#### Directive
Work out the number of lines containing "grid". Answer with nothing but that number.

(Stored dataset items)
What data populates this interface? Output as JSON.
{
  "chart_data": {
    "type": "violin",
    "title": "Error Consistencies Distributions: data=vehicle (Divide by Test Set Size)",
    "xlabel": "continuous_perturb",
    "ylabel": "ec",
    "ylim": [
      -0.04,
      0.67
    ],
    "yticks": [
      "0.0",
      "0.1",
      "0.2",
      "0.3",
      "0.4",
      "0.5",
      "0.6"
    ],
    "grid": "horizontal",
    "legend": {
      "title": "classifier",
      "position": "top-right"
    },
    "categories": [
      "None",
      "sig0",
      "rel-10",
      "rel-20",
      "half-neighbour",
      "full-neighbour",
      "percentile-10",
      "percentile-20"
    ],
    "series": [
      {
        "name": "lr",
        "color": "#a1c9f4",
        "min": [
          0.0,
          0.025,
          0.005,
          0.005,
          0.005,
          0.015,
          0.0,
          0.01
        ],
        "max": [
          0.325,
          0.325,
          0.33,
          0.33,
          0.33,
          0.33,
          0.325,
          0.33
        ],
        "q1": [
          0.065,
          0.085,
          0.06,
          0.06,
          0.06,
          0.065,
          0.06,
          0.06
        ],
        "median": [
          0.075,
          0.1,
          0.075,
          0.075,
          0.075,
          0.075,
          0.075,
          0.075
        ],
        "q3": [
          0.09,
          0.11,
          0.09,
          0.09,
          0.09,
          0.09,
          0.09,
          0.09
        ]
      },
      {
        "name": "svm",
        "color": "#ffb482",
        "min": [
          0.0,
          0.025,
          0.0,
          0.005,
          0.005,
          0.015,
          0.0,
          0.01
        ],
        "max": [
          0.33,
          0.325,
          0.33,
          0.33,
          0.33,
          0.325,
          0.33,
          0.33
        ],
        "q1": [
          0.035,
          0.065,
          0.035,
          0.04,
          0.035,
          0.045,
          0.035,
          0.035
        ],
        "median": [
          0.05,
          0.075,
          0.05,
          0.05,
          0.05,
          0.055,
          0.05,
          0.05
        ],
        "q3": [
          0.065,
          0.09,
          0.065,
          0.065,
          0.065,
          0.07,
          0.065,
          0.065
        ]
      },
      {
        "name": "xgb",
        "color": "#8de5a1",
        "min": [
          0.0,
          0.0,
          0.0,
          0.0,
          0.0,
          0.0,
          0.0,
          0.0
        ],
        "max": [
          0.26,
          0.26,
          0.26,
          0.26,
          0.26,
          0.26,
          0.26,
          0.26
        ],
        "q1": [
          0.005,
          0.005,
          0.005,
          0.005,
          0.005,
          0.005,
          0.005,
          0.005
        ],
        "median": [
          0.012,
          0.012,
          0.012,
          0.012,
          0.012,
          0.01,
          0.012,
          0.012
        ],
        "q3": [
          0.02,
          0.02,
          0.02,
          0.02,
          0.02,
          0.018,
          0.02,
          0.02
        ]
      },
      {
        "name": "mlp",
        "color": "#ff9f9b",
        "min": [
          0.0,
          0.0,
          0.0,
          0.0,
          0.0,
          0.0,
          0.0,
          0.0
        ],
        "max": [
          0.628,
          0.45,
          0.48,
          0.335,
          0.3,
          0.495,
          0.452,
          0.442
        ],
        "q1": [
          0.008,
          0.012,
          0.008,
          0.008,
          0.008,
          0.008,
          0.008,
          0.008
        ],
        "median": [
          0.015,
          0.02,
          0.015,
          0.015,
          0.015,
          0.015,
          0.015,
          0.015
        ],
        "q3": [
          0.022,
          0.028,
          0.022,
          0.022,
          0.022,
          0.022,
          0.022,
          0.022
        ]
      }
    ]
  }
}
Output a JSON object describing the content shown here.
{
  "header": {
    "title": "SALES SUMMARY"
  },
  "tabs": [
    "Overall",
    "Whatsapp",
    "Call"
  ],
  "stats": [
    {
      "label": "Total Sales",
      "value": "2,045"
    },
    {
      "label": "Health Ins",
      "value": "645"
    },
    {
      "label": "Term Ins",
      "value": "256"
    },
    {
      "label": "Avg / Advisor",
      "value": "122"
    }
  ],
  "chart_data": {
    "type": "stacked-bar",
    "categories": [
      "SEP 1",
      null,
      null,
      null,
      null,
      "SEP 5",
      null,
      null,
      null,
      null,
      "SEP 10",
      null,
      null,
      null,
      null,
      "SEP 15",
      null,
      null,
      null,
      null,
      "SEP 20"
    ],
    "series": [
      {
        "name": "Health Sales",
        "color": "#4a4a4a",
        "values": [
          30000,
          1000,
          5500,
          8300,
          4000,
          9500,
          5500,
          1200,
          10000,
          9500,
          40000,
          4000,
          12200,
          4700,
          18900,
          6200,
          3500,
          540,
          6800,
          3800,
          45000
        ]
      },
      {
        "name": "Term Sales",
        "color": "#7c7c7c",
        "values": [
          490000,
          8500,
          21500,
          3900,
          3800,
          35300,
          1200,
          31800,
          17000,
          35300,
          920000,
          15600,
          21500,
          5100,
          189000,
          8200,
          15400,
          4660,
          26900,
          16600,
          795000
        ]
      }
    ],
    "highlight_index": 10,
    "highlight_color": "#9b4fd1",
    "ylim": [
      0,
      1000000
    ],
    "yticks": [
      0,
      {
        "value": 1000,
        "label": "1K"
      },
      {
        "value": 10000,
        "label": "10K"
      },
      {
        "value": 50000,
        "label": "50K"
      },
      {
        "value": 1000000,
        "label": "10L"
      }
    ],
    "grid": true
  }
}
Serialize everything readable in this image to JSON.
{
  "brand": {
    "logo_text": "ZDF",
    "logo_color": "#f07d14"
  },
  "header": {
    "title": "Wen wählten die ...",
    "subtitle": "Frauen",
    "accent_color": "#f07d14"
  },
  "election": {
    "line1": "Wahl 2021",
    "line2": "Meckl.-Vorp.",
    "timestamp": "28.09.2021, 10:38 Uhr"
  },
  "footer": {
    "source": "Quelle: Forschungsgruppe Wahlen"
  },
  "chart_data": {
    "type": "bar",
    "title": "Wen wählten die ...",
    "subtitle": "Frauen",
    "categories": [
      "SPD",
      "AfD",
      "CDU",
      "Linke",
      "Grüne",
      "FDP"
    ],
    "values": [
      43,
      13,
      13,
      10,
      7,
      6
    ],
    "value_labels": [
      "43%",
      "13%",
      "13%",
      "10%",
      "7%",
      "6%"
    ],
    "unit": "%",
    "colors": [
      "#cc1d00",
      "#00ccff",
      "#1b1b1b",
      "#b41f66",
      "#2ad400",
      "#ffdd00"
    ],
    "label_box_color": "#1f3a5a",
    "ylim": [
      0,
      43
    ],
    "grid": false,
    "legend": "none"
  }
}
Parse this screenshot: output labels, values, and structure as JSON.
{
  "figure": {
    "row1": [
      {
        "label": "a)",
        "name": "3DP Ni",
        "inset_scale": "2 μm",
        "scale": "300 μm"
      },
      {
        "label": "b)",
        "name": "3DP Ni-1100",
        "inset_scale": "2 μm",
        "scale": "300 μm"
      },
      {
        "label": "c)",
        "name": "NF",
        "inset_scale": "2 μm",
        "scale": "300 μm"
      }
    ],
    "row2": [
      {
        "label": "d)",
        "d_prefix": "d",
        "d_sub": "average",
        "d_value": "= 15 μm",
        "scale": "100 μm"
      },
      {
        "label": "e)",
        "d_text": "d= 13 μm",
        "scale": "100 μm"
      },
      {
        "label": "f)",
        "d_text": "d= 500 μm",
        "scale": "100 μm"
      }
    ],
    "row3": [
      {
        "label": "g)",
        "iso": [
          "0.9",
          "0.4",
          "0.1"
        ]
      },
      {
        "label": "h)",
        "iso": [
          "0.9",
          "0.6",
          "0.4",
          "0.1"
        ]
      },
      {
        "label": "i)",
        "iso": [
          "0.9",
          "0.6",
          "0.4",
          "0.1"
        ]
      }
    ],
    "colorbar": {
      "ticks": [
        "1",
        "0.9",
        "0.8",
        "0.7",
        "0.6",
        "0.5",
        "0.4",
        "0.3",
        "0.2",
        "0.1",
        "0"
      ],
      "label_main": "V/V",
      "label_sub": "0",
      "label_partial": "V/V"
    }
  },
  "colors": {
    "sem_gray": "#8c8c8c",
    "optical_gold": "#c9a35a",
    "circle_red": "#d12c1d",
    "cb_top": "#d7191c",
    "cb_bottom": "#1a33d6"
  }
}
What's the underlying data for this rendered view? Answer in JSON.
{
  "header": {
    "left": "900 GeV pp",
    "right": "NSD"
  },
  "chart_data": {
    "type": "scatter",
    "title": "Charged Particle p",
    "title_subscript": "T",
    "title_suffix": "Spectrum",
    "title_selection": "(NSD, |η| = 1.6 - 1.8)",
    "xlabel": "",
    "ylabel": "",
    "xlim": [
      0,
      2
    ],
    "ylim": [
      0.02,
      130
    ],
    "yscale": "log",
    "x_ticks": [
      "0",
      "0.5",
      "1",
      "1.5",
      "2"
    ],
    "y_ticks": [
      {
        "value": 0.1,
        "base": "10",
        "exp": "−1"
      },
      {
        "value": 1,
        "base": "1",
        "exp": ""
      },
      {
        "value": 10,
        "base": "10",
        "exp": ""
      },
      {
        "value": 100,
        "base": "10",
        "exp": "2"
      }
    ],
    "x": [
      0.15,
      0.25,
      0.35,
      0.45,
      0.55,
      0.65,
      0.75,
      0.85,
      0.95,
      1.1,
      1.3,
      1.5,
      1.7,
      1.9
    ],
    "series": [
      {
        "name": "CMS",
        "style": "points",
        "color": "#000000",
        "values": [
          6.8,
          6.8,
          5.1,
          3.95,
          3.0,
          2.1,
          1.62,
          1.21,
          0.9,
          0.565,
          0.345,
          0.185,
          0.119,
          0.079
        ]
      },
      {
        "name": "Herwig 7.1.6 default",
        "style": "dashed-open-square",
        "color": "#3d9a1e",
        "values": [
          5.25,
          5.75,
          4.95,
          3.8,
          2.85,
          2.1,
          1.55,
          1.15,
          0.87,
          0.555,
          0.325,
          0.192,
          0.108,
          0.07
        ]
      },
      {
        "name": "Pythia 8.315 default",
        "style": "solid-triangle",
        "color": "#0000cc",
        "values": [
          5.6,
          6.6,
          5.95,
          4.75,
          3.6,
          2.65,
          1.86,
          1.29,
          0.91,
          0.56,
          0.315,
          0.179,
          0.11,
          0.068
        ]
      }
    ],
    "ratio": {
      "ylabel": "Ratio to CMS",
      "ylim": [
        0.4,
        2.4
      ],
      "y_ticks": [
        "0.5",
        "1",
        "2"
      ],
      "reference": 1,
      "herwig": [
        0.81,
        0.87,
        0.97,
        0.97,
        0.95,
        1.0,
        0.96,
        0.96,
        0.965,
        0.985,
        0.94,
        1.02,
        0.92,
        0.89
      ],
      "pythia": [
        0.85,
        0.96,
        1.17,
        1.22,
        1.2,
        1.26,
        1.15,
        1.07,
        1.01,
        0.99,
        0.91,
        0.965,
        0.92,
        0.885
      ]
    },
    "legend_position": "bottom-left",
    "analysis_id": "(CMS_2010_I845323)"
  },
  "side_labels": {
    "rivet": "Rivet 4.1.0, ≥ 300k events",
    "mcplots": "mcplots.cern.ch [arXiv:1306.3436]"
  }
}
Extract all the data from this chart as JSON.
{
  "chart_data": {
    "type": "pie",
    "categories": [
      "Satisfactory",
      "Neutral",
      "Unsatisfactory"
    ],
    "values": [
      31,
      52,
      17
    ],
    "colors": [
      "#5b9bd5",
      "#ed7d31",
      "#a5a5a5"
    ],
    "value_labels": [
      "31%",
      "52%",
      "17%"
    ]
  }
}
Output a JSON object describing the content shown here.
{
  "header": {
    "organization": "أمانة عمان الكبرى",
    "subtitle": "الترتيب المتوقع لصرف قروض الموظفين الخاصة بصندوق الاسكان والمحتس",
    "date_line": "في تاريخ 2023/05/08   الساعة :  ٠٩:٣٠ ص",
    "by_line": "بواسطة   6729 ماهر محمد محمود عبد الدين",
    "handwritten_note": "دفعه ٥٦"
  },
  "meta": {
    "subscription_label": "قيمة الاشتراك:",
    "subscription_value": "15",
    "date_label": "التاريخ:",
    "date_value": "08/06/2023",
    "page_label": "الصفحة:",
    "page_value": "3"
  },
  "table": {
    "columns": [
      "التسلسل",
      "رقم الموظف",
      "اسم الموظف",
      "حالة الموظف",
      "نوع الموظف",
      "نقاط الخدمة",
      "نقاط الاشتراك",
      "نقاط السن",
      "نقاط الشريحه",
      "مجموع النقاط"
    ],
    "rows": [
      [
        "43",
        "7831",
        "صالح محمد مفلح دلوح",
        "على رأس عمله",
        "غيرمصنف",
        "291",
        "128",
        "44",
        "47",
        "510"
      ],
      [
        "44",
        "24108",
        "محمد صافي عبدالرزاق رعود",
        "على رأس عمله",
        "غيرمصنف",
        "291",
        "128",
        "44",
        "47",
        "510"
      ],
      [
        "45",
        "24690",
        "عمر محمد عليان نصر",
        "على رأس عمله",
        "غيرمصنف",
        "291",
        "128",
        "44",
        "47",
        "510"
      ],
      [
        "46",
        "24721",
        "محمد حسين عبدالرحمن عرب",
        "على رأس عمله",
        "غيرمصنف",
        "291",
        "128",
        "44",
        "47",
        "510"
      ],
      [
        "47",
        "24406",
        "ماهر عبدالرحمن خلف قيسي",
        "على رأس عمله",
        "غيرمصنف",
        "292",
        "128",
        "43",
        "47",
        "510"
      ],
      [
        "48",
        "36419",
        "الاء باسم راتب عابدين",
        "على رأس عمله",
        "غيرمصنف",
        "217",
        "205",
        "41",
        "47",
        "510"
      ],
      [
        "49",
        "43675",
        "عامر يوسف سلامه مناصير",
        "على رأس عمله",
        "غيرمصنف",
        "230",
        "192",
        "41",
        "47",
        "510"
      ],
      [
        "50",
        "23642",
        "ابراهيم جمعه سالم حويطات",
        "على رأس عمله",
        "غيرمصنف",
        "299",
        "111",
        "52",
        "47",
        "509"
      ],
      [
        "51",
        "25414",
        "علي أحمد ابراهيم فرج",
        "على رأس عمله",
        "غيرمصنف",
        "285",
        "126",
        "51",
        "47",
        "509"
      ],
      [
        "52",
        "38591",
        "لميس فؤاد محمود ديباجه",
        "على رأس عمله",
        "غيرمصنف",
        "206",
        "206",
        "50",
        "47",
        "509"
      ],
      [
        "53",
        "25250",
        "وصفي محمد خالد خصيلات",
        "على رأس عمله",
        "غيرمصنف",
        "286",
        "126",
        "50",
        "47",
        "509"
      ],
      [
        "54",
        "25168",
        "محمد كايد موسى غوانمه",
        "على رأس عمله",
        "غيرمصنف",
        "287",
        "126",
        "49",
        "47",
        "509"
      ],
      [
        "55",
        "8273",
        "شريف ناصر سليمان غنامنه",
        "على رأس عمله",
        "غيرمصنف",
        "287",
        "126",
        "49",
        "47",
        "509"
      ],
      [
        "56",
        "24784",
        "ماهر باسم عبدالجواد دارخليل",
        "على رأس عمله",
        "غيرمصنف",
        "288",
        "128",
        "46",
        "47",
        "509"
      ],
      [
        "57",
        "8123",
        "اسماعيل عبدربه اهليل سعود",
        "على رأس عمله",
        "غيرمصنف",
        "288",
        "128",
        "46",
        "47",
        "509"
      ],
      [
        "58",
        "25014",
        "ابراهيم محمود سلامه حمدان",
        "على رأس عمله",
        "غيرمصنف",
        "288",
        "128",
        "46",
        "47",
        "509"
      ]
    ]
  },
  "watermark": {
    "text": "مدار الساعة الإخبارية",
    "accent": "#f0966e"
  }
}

#### The response
3